> YOUR OBJECTIVE
Give the number of lines that hold the string "Solomon". Nothing else is needed.

> GIVEN RECORDS
━━━

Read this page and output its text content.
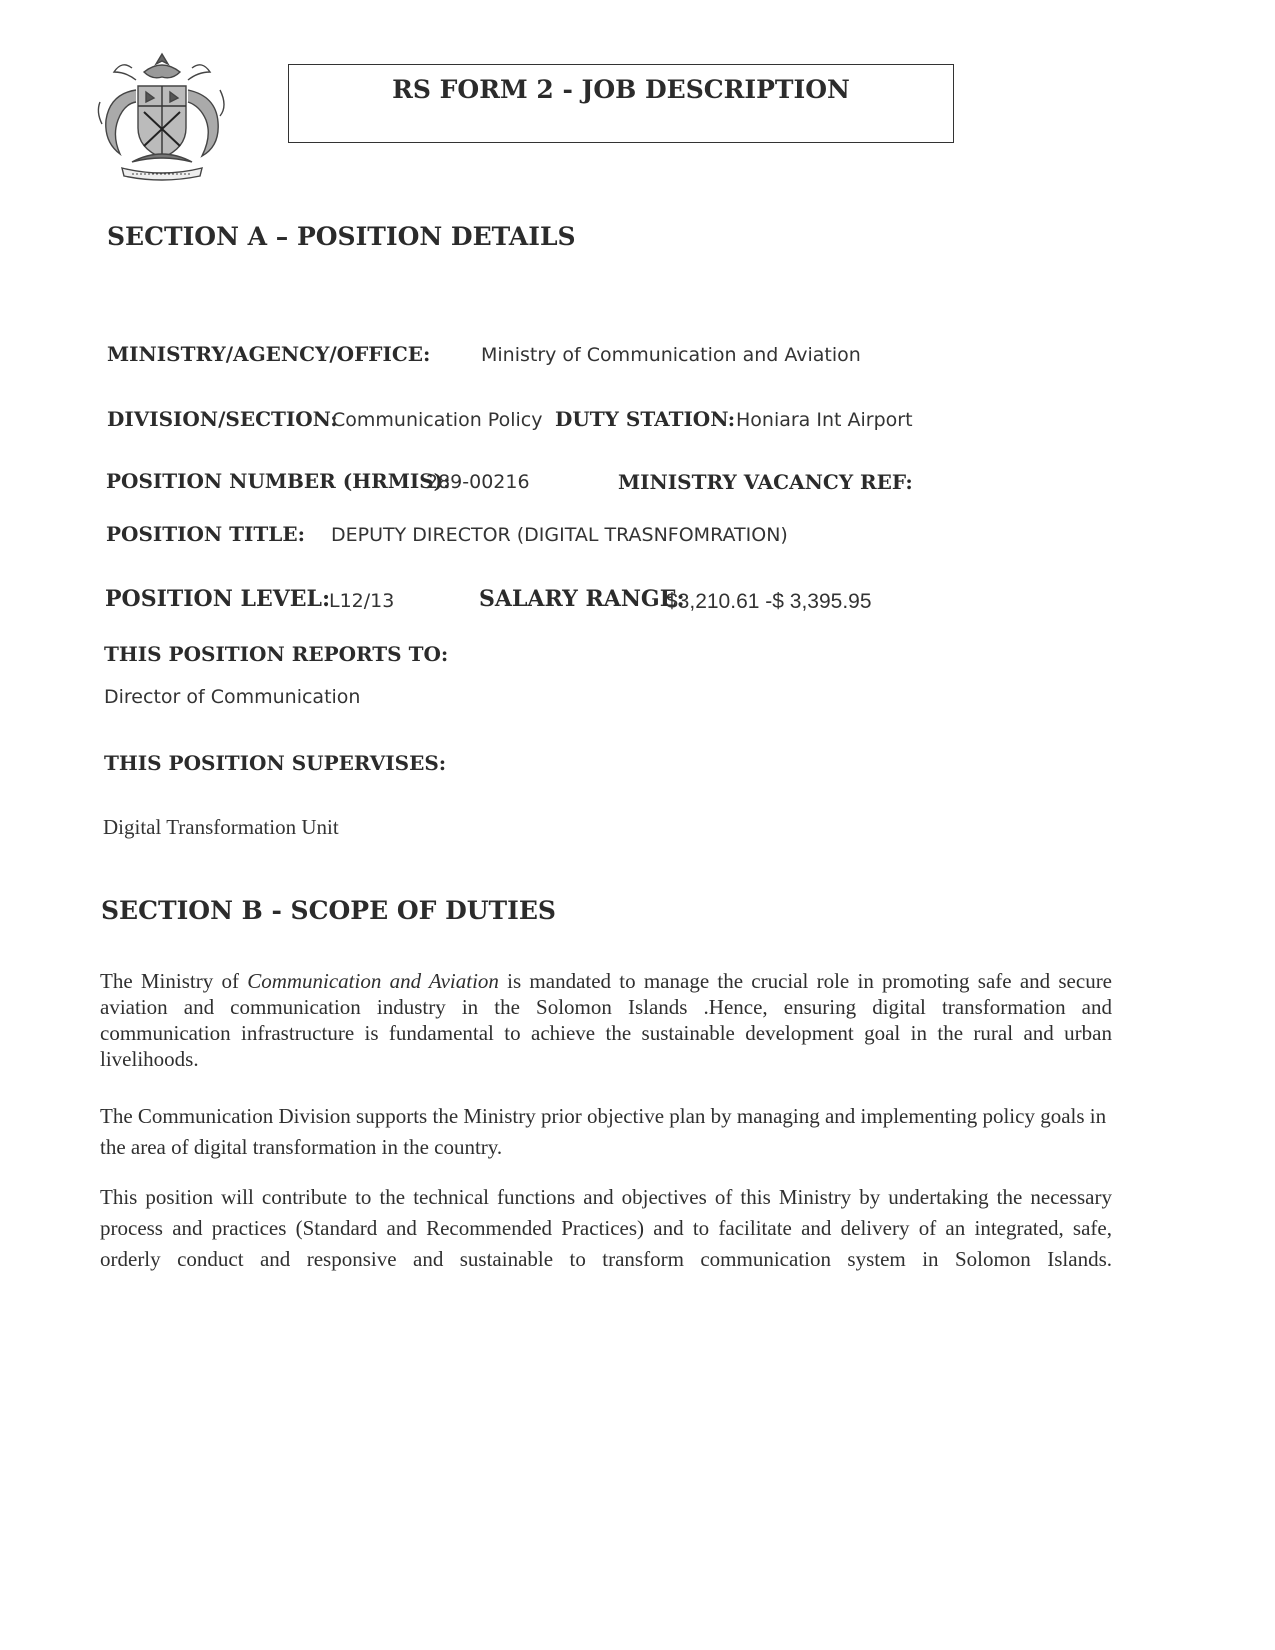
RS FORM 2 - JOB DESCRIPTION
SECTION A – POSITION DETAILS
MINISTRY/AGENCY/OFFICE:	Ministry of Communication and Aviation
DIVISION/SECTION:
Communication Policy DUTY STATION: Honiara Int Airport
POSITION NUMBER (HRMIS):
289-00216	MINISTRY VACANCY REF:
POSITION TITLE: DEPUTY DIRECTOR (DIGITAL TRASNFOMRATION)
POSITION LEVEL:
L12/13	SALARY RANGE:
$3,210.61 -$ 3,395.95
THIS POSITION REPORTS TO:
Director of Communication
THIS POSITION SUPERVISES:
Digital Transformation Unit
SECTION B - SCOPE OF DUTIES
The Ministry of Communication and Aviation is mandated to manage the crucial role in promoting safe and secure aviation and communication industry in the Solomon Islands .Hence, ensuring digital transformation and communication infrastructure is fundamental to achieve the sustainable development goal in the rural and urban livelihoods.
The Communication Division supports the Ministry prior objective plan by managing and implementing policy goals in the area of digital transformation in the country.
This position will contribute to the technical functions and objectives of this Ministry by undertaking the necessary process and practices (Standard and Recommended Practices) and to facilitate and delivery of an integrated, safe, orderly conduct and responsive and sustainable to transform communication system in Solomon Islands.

━━━

> ANSWER TO THIS EXERCISE
2